*Secção do documento:*
*-*-*

Angola e a China vão reforçar a cooperação bilateral em inteligência artificial, economia digital e energias renováveis. O anúncio foi feito pelo embaixador chinês em Luanda, Zhang Bin, após uma audiência com o Presidente João Lourenço no Palácio Presidencial, esta semana.
“Estamos a descobrir novos pólos de crescimento para o futuro, tais como a inteligência artificial, a economia digital e as novas energias”, declarou o diplomata, que descreveu o encontro como uma oportunidade para avaliar os resultados alcançados nos últimos anos e definir as próximas direcções da cooperação.
Segundo Zhang Bin, o Presidente angolano indicou áreas concretas para aprofundar as relações entre os dois países. “O Presidente orientou para uma futura área de comunicação e cooperação entre os nossos países e estamos dispostos a trabalhar junto com a parte angolana para implementar essas orientações”, afirmou.
O embaixador sublinhou que os investimentos chineses em Angola já abrangem sectores como a produção de materiais de construção, imobiliário, indústrias alimentar e têxtil, parques industriais, processamento de minérios e fabrico de peças para veículos e aparelhos electrónicos.
Angola e a China estabeleceram relações diplomáticas em 1983. Em 2024, elevaram a cooperação ao estatuto de parceria estratégica abrangente, abrangendo infraestruturas, saúde, educação, transportes, energia, ciência e tecnologia.

*-*-*

*Entradas guardadas:*
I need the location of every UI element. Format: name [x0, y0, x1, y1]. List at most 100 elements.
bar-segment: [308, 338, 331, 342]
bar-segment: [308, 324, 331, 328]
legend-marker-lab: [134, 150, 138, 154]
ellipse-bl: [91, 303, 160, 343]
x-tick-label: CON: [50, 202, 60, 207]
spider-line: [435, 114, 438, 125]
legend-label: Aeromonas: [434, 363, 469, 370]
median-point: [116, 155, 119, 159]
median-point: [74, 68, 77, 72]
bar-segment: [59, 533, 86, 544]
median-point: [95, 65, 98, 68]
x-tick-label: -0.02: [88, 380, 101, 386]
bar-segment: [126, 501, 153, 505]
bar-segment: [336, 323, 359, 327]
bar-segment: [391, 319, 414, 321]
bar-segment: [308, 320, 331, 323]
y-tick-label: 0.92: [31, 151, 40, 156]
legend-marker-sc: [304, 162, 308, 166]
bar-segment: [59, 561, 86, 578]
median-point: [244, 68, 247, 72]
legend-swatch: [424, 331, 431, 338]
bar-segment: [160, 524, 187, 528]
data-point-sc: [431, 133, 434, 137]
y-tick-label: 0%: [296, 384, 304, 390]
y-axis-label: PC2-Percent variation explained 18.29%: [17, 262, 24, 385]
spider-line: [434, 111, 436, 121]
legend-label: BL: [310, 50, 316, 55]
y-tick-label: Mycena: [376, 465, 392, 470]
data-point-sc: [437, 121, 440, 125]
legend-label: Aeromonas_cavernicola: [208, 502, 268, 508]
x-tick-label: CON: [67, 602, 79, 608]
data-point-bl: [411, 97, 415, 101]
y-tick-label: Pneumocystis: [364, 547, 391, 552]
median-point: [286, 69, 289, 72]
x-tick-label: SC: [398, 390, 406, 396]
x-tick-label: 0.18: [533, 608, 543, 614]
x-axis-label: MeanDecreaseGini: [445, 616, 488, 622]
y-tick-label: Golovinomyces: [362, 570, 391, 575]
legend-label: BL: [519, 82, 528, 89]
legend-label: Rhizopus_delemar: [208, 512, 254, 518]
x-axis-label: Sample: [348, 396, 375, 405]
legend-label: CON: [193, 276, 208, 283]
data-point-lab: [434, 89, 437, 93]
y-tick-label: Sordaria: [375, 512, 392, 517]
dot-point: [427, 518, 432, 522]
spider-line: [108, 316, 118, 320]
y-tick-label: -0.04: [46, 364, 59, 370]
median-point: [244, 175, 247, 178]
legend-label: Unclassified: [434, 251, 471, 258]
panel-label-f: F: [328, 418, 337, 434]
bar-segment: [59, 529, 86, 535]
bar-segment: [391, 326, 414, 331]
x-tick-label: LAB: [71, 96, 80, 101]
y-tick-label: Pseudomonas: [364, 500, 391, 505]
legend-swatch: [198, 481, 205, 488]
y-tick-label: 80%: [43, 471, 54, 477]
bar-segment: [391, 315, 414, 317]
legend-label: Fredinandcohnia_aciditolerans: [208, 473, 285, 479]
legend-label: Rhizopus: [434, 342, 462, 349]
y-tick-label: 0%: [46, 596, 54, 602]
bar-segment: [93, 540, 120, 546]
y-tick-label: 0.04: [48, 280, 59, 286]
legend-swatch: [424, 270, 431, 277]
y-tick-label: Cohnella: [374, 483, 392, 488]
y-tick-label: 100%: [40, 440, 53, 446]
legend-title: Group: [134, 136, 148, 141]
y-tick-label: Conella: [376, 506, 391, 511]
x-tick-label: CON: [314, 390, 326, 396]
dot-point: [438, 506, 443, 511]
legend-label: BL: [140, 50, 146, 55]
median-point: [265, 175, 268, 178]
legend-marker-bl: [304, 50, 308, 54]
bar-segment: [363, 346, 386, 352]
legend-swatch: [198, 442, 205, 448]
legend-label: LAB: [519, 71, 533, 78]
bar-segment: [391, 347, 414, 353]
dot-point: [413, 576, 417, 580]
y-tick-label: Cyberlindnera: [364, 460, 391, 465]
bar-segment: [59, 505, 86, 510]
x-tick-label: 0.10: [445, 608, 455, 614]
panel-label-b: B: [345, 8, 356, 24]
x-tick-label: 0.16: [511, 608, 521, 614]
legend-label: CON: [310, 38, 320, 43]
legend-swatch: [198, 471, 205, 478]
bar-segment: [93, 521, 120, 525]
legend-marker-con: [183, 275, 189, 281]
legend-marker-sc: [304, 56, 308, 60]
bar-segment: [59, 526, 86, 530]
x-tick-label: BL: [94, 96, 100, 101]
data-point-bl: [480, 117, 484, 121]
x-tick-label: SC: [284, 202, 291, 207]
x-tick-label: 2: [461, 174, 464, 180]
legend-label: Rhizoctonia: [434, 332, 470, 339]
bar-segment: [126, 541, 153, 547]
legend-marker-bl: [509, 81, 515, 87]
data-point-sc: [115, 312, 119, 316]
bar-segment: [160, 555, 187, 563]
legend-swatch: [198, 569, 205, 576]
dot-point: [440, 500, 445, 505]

*-*-*

*Tarefas a realizar:*
[1] Extrai do texto sobre a cooperação entre Angola e a China o trecho de "O embaixador sublinhou" a "ciência e tecnologia.", sem qualquer alteração.
[2] Reescreve em forma de lista o parágrafo do texto sobre a cooperação entre Angola e a China que começa por "O embaixador sublinhou", mantendo os factos principais.

*Respostas aos exercícios:*
[1]
O embaixador sublinhou que os investimentos chineses em Angola já abrangem sectores como a produção de materiais de construção, imobiliário, indústrias alimentar e têxtil, parques industriais, processamento de minérios e fabrico de peças para veículos e aparelhos electrónicos.
Angola e a China estabeleceram relações diplomáticas em 1983. Em 2024, elevaram a cooperação ao estatuto de parceria estratégica abrangente, abrangendo infraestruturas, saúde, educação, transportes, energia, ciência e tecnologia.

[2]
Sectores já abrangidos pelos investimentos chineses em Angola, segundo o embaixador:
- produção de materiais de construção
- imobiliário
- indústria alimentar
- indústria têxtil
- parques industriais
- processamento de minérios
- fabrico de peças para veículos e aparelhos electrónicos